Problem to solve
Rewrite the listing below, changing every "figurines" to "statuettes" and keeping everything else identical; omit the pictures.

start

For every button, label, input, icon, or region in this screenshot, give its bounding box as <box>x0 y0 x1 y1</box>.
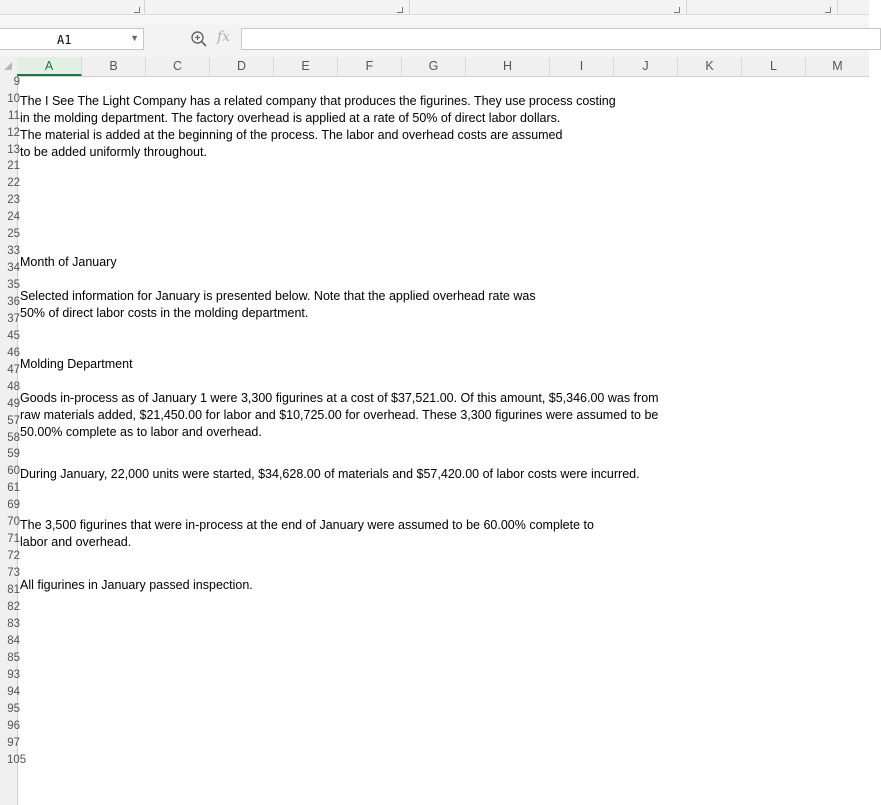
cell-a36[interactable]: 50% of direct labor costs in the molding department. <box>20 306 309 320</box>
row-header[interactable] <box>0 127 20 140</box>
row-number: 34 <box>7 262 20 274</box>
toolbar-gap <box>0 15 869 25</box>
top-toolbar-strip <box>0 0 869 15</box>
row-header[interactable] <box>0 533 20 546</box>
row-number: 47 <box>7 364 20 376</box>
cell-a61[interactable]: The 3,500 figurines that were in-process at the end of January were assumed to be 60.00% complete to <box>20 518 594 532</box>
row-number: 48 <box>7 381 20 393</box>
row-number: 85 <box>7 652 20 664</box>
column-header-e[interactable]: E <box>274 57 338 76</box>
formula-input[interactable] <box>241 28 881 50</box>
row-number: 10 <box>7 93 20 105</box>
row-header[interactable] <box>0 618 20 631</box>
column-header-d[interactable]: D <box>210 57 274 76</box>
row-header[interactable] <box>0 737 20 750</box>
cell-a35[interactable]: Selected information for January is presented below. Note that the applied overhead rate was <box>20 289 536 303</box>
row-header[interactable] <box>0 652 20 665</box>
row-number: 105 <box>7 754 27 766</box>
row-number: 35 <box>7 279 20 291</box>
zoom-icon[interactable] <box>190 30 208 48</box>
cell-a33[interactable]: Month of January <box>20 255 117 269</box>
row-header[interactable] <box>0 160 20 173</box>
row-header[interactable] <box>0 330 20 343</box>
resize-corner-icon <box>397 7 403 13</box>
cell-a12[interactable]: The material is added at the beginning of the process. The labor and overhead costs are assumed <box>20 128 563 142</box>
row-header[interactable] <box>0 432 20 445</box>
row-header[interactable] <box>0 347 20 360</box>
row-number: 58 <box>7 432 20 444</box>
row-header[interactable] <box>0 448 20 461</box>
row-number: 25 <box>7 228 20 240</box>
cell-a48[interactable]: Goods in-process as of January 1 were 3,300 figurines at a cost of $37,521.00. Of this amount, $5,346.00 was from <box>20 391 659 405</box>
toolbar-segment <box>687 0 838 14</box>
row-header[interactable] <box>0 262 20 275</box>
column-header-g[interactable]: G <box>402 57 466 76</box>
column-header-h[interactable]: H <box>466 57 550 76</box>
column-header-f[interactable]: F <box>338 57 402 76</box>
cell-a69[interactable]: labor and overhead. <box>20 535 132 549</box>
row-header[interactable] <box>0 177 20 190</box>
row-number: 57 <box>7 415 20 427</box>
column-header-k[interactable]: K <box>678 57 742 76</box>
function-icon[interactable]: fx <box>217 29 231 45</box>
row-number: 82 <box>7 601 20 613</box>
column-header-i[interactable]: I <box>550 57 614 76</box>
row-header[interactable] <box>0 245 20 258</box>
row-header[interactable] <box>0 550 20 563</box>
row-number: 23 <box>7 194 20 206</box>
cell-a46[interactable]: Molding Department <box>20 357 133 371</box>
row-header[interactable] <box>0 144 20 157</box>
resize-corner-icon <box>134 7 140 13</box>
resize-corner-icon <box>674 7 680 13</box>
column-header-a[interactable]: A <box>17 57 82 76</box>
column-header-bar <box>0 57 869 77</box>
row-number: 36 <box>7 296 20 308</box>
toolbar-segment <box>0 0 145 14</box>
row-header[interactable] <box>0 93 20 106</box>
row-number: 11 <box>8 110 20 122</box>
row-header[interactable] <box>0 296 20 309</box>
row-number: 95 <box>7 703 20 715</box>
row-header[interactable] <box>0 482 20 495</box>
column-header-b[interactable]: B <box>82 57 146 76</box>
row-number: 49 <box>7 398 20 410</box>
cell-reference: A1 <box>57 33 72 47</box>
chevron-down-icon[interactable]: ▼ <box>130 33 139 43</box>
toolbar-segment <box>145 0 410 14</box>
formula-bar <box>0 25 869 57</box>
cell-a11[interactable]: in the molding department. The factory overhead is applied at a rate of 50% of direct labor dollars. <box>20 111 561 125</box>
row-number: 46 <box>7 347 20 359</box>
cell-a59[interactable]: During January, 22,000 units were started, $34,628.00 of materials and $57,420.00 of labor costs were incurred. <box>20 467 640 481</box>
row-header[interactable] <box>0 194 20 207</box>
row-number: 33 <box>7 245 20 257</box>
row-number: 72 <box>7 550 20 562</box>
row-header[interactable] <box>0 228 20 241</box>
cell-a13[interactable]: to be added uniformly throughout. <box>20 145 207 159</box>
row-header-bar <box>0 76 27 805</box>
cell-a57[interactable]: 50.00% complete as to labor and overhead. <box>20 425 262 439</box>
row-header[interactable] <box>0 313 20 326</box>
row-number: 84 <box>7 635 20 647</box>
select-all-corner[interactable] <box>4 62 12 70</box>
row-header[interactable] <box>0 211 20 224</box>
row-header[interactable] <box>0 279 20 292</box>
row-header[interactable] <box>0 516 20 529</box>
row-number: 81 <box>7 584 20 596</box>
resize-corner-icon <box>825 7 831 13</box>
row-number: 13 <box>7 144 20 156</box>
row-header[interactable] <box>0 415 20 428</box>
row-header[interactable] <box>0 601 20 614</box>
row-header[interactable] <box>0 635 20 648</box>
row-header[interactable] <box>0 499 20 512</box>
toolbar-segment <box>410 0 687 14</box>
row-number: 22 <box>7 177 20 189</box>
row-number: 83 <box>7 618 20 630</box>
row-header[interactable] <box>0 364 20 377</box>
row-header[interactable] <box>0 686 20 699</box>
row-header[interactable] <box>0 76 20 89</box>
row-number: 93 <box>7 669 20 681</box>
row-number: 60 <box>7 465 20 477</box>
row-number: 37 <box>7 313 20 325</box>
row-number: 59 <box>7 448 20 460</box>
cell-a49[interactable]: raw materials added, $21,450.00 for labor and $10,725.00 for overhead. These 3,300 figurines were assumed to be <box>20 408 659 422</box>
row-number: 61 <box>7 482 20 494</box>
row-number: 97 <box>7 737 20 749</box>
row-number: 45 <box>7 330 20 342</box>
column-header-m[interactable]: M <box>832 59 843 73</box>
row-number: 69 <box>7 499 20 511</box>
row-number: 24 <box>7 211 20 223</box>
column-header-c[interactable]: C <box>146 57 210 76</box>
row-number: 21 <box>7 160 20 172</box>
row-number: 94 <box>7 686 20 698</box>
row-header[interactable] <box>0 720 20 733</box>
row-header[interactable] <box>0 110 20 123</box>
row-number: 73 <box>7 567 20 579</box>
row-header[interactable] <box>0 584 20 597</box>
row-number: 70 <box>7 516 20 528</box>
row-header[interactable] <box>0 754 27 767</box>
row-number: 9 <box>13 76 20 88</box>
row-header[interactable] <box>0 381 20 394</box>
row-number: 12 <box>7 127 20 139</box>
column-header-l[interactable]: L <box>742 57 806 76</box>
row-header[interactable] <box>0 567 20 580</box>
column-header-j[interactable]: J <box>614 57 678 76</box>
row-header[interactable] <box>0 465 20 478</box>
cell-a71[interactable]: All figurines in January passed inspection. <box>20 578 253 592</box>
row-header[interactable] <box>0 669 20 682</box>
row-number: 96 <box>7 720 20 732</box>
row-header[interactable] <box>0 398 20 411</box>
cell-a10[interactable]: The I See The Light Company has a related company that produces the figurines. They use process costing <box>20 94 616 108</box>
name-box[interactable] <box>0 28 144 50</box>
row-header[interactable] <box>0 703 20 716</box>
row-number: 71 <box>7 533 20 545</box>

end

Response to this task
For every button, label, input, icon, or region in this screenshot, give its bounding box as <box>x0 y0 x1 y1</box>.
cell-a36[interactable]: 50% of direct labor costs in the molding department. <box>20 306 309 320</box>
row-header[interactable] <box>0 127 20 140</box>
row-number: 34 <box>7 262 20 274</box>
toolbar-gap <box>0 15 869 25</box>
top-toolbar-strip <box>0 0 869 15</box>
row-header[interactable] <box>0 533 20 546</box>
row-number: 47 <box>7 364 20 376</box>
cell-a61[interactable]: The 3,500 statuettes that were in-process at the end of January were assumed to be 60.00% complete to <box>20 518 594 532</box>
row-number: 48 <box>7 381 20 393</box>
row-number: 85 <box>7 652 20 664</box>
column-header-e[interactable]: E <box>274 57 338 76</box>
formula-input[interactable] <box>241 28 881 50</box>
row-number: 10 <box>7 93 20 105</box>
row-header[interactable] <box>0 618 20 631</box>
column-header-d[interactable]: D <box>210 57 274 76</box>
row-header[interactable] <box>0 737 20 750</box>
cell-a35[interactable]: Selected information for January is presented below. Note that the applied overhead rate was <box>20 289 536 303</box>
row-header[interactable] <box>0 652 20 665</box>
row-number: 105 <box>7 754 27 766</box>
row-number: 35 <box>7 279 20 291</box>
zoom-icon[interactable] <box>190 30 208 48</box>
cell-a33[interactable]: Month of January <box>20 255 117 269</box>
row-header[interactable] <box>0 160 20 173</box>
row-header[interactable] <box>0 330 20 343</box>
resize-corner-icon <box>397 7 403 13</box>
cell-a12[interactable]: The material is added at the beginning of the process. The labor and overhead costs are assumed <box>20 128 563 142</box>
row-header[interactable] <box>0 432 20 445</box>
row-header[interactable] <box>0 347 20 360</box>
row-number: 58 <box>7 432 20 444</box>
row-header[interactable] <box>0 448 20 461</box>
row-number: 25 <box>7 228 20 240</box>
cell-a48[interactable]: Goods in-process as of January 1 were 3,300 statuettes at a cost of $37,521.00. Of this amount, $5,346.00 was from <box>20 391 659 405</box>
toolbar-segment <box>687 0 838 14</box>
row-header[interactable] <box>0 262 20 275</box>
column-header-g[interactable]: G <box>402 57 466 76</box>
column-header-h[interactable]: H <box>466 57 550 76</box>
column-header-f[interactable]: F <box>338 57 402 76</box>
cell-a69[interactable]: labor and overhead. <box>20 535 132 549</box>
row-header[interactable] <box>0 177 20 190</box>
row-number: 57 <box>7 415 20 427</box>
column-header-k[interactable]: K <box>678 57 742 76</box>
function-icon[interactable]: fx <box>217 29 231 45</box>
row-number: 82 <box>7 601 20 613</box>
column-header-i[interactable]: I <box>550 57 614 76</box>
row-header[interactable] <box>0 245 20 258</box>
row-header[interactable] <box>0 550 20 563</box>
row-number: 23 <box>7 194 20 206</box>
cell-a46[interactable]: Molding Department <box>20 357 133 371</box>
row-header[interactable] <box>0 144 20 157</box>
resize-corner-icon <box>134 7 140 13</box>
resize-corner-icon <box>674 7 680 13</box>
column-header-a[interactable]: A <box>17 57 82 76</box>
column-header-bar <box>0 57 869 77</box>
row-number: 36 <box>7 296 20 308</box>
toolbar-segment <box>0 0 145 14</box>
row-header[interactable] <box>0 93 20 106</box>
row-number: 11 <box>8 110 20 122</box>
row-header[interactable] <box>0 296 20 309</box>
row-number: 95 <box>7 703 20 715</box>
row-header[interactable] <box>0 482 20 495</box>
column-header-b[interactable]: B <box>82 57 146 76</box>
row-number: 49 <box>7 398 20 410</box>
cell-reference: A1 <box>57 33 72 47</box>
chevron-down-icon[interactable]: ▼ <box>130 33 139 43</box>
toolbar-segment <box>145 0 410 14</box>
formula-bar <box>0 25 869 57</box>
cell-a11[interactable]: in the molding department. The factory overhead is applied at a rate of 50% of direct labor dollars. <box>20 111 561 125</box>
row-number: 46 <box>7 347 20 359</box>
cell-a59[interactable]: During January, 22,000 units were started, $34,628.00 of materials and $57,420.00 of labor costs were incurred. <box>20 467 640 481</box>
row-header[interactable] <box>0 194 20 207</box>
row-number: 33 <box>7 245 20 257</box>
row-number: 72 <box>7 550 20 562</box>
row-header[interactable] <box>0 228 20 241</box>
cell-a13[interactable]: to be added uniformly throughout. <box>20 145 207 159</box>
row-header-bar <box>0 76 27 805</box>
cell-a57[interactable]: 50.00% complete as to labor and overhead. <box>20 425 262 439</box>
row-header[interactable] <box>0 313 20 326</box>
row-number: 84 <box>7 635 20 647</box>
select-all-corner[interactable] <box>4 62 12 70</box>
row-header[interactable] <box>0 211 20 224</box>
row-header[interactable] <box>0 279 20 292</box>
row-header[interactable] <box>0 516 20 529</box>
row-number: 81 <box>7 584 20 596</box>
resize-corner-icon <box>825 7 831 13</box>
row-number: 13 <box>7 144 20 156</box>
row-header[interactable] <box>0 415 20 428</box>
row-header[interactable] <box>0 601 20 614</box>
row-header[interactable] <box>0 635 20 648</box>
row-header[interactable] <box>0 499 20 512</box>
toolbar-segment <box>410 0 687 14</box>
row-number: 22 <box>7 177 20 189</box>
row-number: 83 <box>7 618 20 630</box>
row-header[interactable] <box>0 364 20 377</box>
row-header[interactable] <box>0 686 20 699</box>
row-header[interactable] <box>0 76 20 89</box>
row-number: 93 <box>7 669 20 681</box>
row-number: 60 <box>7 465 20 477</box>
row-number: 37 <box>7 313 20 325</box>
row-number: 59 <box>7 448 20 460</box>
cell-a49[interactable]: raw materials added, $21,450.00 for labor and $10,725.00 for overhead. These 3,300 statuettes were assumed to be <box>20 408 659 422</box>
row-number: 61 <box>7 482 20 494</box>
row-number: 97 <box>7 737 20 749</box>
row-number: 45 <box>7 330 20 342</box>
column-header-m[interactable]: M <box>832 59 843 73</box>
row-number: 69 <box>7 499 20 511</box>
row-number: 24 <box>7 211 20 223</box>
column-header-c[interactable]: C <box>146 57 210 76</box>
row-number: 21 <box>7 160 20 172</box>
row-number: 94 <box>7 686 20 698</box>
row-header[interactable] <box>0 720 20 733</box>
row-header[interactable] <box>0 110 20 123</box>
row-number: 73 <box>7 567 20 579</box>
row-header[interactable] <box>0 584 20 597</box>
row-number: 70 <box>7 516 20 528</box>
row-header[interactable] <box>0 754 27 767</box>
row-number: 9 <box>13 76 20 88</box>
row-header[interactable] <box>0 381 20 394</box>
row-number: 12 <box>7 127 20 139</box>
column-header-l[interactable]: L <box>742 57 806 76</box>
row-header[interactable] <box>0 567 20 580</box>
column-header-j[interactable]: J <box>614 57 678 76</box>
row-header[interactable] <box>0 465 20 478</box>
cell-a71[interactable]: All statuettes in January passed inspection. <box>20 578 253 592</box>
row-header[interactable] <box>0 669 20 682</box>
row-number: 96 <box>7 720 20 732</box>
row-header[interactable] <box>0 398 20 411</box>
cell-a10[interactable]: The I See The Light Company has a related company that produces the statuettes. They use process costing <box>20 94 616 108</box>
name-box[interactable] <box>0 28 144 50</box>
row-header[interactable] <box>0 703 20 716</box>
row-number: 71 <box>7 533 20 545</box>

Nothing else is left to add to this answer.